Stored items:
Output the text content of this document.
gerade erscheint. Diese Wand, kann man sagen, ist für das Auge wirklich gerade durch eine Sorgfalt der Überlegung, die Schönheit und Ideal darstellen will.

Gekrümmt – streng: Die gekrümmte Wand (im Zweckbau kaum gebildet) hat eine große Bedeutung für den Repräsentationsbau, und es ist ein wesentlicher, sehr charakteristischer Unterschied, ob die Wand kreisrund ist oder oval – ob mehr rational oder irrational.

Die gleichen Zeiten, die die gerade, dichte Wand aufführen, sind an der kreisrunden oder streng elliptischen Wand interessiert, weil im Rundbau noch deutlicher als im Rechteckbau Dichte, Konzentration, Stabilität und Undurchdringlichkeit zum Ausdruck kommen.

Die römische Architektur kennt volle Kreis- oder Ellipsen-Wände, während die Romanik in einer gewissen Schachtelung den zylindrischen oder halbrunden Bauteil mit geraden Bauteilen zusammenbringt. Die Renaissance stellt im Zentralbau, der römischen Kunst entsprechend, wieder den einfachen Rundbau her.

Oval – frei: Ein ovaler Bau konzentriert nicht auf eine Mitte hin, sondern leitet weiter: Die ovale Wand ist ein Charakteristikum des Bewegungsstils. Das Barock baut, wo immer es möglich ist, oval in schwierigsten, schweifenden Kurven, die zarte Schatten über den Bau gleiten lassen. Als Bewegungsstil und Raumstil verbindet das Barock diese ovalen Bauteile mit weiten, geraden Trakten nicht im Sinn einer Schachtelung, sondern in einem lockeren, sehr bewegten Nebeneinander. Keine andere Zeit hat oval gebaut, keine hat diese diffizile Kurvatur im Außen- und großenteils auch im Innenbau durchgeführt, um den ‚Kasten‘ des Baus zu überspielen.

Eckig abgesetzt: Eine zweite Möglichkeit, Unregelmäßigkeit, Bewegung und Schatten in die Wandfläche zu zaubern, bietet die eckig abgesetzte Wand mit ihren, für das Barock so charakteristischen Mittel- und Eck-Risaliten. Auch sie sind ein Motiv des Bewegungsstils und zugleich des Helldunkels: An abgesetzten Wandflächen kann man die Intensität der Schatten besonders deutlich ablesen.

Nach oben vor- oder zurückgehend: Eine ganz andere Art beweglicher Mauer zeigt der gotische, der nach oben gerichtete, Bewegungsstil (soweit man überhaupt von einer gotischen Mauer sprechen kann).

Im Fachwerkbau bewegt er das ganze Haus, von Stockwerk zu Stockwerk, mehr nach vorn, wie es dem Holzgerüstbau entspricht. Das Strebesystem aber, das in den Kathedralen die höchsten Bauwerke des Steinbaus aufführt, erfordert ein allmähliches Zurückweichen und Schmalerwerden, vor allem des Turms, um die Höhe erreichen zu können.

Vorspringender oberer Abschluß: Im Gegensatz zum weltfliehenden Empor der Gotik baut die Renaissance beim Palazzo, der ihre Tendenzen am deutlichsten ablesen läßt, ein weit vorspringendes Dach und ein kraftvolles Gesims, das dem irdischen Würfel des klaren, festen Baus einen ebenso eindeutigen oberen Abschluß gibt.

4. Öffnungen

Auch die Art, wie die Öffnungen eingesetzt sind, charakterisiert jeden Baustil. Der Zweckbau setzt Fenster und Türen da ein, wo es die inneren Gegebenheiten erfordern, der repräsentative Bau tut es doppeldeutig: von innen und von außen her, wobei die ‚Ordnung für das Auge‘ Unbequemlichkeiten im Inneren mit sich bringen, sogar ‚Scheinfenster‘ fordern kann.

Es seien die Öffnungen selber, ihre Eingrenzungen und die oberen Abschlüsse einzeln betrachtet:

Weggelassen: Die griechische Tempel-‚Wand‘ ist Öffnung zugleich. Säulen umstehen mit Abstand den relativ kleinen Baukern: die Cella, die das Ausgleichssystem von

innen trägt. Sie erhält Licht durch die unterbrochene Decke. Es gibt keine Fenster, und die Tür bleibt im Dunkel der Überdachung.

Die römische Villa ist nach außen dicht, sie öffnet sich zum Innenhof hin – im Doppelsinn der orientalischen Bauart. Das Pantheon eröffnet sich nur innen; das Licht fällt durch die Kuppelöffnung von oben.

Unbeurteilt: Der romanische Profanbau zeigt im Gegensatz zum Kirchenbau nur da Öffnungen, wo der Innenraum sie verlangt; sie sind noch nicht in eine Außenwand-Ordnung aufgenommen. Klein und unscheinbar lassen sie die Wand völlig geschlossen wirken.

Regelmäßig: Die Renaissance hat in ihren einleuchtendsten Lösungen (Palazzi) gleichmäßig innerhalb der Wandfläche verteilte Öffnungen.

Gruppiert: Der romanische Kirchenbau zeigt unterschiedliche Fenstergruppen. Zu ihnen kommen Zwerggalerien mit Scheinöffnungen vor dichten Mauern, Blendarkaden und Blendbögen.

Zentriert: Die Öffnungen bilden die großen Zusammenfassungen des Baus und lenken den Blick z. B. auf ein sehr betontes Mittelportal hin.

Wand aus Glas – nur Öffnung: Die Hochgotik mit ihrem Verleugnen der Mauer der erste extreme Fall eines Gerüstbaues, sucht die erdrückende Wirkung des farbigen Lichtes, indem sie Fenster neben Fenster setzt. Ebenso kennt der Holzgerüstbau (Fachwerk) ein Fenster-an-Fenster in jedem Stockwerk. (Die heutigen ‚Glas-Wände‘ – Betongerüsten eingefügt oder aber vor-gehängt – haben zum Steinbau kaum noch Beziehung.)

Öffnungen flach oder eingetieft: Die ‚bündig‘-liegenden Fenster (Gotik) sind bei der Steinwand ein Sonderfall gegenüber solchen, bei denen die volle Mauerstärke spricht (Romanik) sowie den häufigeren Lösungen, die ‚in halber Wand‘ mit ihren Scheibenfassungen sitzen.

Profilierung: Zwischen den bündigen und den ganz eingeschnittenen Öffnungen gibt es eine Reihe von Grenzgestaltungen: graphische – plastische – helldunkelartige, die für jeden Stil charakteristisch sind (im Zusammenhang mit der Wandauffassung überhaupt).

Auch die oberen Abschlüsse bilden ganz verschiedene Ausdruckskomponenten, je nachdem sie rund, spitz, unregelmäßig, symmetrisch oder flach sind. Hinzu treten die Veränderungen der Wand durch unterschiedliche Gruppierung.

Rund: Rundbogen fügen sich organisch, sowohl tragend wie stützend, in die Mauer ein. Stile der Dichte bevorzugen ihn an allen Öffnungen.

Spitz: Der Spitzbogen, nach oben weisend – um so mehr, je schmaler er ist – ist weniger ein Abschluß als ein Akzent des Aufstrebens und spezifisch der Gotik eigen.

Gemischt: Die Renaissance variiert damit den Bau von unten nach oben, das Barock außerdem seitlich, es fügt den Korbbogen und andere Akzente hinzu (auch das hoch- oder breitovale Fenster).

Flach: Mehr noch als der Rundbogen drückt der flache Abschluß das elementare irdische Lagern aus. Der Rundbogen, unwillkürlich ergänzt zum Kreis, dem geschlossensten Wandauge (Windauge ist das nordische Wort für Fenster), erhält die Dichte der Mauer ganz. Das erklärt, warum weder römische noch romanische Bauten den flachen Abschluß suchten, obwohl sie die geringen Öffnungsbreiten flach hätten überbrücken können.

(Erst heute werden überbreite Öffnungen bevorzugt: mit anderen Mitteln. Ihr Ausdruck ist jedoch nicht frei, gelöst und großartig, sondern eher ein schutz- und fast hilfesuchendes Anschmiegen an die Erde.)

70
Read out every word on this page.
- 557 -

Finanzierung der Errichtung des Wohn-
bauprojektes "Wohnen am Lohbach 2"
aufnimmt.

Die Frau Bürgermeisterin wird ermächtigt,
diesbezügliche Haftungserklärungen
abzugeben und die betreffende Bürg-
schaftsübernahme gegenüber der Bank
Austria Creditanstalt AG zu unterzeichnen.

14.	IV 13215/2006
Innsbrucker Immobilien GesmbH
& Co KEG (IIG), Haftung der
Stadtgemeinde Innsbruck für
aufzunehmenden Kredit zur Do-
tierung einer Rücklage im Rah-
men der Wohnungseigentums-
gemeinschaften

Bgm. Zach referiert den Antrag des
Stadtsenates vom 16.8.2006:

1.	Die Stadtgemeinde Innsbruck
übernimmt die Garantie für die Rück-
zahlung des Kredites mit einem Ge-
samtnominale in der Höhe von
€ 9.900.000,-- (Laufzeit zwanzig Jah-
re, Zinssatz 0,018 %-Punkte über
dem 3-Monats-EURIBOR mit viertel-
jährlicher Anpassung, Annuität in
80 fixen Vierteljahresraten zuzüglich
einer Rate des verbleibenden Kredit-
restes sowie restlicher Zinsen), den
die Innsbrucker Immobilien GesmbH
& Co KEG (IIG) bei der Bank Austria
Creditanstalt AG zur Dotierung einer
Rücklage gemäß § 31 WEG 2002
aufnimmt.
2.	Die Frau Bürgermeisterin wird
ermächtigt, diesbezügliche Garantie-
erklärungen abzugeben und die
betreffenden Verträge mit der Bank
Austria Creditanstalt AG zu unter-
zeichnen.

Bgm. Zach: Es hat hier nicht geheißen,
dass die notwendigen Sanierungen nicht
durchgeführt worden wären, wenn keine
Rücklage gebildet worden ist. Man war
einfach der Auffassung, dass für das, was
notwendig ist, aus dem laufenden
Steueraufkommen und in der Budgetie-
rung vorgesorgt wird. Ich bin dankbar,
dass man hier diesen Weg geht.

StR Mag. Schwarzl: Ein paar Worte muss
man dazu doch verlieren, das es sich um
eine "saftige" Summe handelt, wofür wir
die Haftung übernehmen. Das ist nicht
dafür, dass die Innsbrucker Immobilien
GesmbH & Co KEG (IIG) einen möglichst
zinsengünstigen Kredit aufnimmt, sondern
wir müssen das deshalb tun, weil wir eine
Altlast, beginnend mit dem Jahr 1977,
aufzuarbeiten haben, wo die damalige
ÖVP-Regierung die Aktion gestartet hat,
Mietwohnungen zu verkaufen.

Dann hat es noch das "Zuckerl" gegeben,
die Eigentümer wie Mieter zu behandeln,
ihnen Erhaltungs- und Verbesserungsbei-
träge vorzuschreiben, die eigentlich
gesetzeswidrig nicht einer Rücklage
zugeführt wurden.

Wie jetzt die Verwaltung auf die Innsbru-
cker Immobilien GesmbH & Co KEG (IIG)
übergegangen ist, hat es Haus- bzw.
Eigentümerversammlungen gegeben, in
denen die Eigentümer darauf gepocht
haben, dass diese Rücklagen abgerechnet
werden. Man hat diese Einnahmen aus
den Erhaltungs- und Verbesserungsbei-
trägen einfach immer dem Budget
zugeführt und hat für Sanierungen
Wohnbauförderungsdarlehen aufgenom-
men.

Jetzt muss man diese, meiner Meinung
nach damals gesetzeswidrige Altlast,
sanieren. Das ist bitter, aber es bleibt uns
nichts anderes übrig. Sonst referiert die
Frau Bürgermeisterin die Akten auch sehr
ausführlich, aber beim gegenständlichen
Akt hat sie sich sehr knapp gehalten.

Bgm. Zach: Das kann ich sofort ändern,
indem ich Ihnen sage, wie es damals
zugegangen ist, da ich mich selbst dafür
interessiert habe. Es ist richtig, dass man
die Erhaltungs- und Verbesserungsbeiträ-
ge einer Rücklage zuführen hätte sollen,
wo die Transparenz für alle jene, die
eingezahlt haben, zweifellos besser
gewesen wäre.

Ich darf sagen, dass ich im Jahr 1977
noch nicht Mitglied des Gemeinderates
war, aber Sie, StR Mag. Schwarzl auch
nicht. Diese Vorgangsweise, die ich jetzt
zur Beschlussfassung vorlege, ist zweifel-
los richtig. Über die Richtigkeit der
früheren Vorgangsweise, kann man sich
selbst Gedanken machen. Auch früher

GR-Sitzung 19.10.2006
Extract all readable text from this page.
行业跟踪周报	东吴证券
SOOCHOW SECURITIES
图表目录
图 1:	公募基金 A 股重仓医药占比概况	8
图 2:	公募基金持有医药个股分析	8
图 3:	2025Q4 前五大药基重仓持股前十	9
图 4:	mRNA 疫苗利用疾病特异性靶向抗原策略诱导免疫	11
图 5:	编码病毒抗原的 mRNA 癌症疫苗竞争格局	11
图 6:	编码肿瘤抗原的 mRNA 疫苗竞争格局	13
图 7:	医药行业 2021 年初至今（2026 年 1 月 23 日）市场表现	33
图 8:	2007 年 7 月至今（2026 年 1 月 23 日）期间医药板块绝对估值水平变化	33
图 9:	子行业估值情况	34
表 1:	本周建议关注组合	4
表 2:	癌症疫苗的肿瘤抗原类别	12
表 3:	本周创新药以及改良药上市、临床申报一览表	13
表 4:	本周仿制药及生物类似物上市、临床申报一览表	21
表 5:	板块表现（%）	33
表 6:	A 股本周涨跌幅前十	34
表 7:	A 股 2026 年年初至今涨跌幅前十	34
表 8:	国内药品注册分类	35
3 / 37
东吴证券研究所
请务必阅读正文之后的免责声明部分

_What needs to be done_
Determine the number of lines in the entries above where the string "denen" appears. Answer with the number alone.

_The completed task_
2